WORK INSTRUCTIONS
Write out the full set of records below exactly.

RECORDED DATA
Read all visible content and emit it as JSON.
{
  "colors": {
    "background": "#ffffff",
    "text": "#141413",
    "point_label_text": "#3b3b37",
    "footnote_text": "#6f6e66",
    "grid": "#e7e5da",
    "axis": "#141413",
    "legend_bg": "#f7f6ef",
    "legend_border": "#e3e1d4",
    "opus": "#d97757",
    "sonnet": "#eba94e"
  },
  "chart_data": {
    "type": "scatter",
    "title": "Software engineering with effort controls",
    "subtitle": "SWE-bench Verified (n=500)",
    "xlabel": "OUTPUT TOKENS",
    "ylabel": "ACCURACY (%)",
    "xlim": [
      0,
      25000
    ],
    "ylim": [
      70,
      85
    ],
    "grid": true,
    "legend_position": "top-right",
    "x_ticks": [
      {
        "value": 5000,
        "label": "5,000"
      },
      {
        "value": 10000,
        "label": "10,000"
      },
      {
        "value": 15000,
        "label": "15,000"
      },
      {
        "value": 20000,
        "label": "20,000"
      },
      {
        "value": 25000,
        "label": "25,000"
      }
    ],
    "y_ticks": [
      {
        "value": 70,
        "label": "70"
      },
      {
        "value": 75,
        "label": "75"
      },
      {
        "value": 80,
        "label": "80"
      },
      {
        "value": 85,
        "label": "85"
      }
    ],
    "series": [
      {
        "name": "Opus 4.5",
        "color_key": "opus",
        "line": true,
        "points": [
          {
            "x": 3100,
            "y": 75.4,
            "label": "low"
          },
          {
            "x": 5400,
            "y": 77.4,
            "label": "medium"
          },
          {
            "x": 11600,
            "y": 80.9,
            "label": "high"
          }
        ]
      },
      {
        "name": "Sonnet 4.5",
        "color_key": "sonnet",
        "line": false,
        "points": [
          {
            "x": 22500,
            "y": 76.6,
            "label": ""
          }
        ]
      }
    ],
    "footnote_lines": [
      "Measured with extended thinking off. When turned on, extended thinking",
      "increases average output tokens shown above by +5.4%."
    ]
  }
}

RESPONSE
Read all visible content and emit it as JSON.
{
  "colors": {
    "background": "#ffffff",
    "text": "#141413",
    "point_label_text": "#3b3b37",
    "footnote_text": "#6f6e66",
    "grid": "#e7e5da",
    "axis": "#141413",
    "legend_bg": "#f7f6ef",
    "legend_border": "#e3e1d4",
    "opus": "#d97757",
    "sonnet": "#eba94e"
  },
  "chart_data": {
    "type": "scatter",
    "title": "Software engineering with effort controls",
    "subtitle": "SWE-bench Verified (n=500)",
    "xlabel": "OUTPUT TOKENS",
    "ylabel": "ACCURACY (%)",
    "xlim": [
      0,
      25000
    ],
    "ylim": [
      70,
      85
    ],
    "grid": true,
    "legend_position": "top-right",
    "x_ticks": [
      {
        "value": 5000,
        "label": "5,000"
      },
      {
        "value": 10000,
        "label": "10,000"
      },
      {
        "value": 15000,
        "label": "15,000"
      },
      {
        "value": 20000,
        "label": "20,000"
      },
      {
        "value": 25000,
        "label": "25,000"
      }
    ],
    "y_ticks": [
      {
        "value": 70,
        "label": "70"
      },
      {
        "value": 75,
        "label": "75"
      },
      {
        "value": 80,
        "label": "80"
      },
      {
        "value": 85,
        "label": "85"
      }
    ],
    "series": [
      {
        "name": "Opus 4.5",
        "color_key": "opus",
        "line": true,
        "points": [
          {
            "x": 3100,
            "y": 75.4,
            "label": "low"
          },
          {
            "x": 5400,
            "y": 77.4,
            "label": "medium"
          },
          {
            "x": 11600,
            "y": 80.9,
            "label": "high"
          }
        ]
      },
      {
        "name": "Sonnet 4.5",
        "color_key": "sonnet",
        "line": false,
        "points": [
          {
            "x": 22500,
            "y": 76.6,
            "label": ""
          }
        ]
      }
    ],
    "footnote_lines": [
      "Measured with extended thinking off. When turned on, extended thinking",
      "increases average output tokens shown above by +5.4%."
    ]
  }
}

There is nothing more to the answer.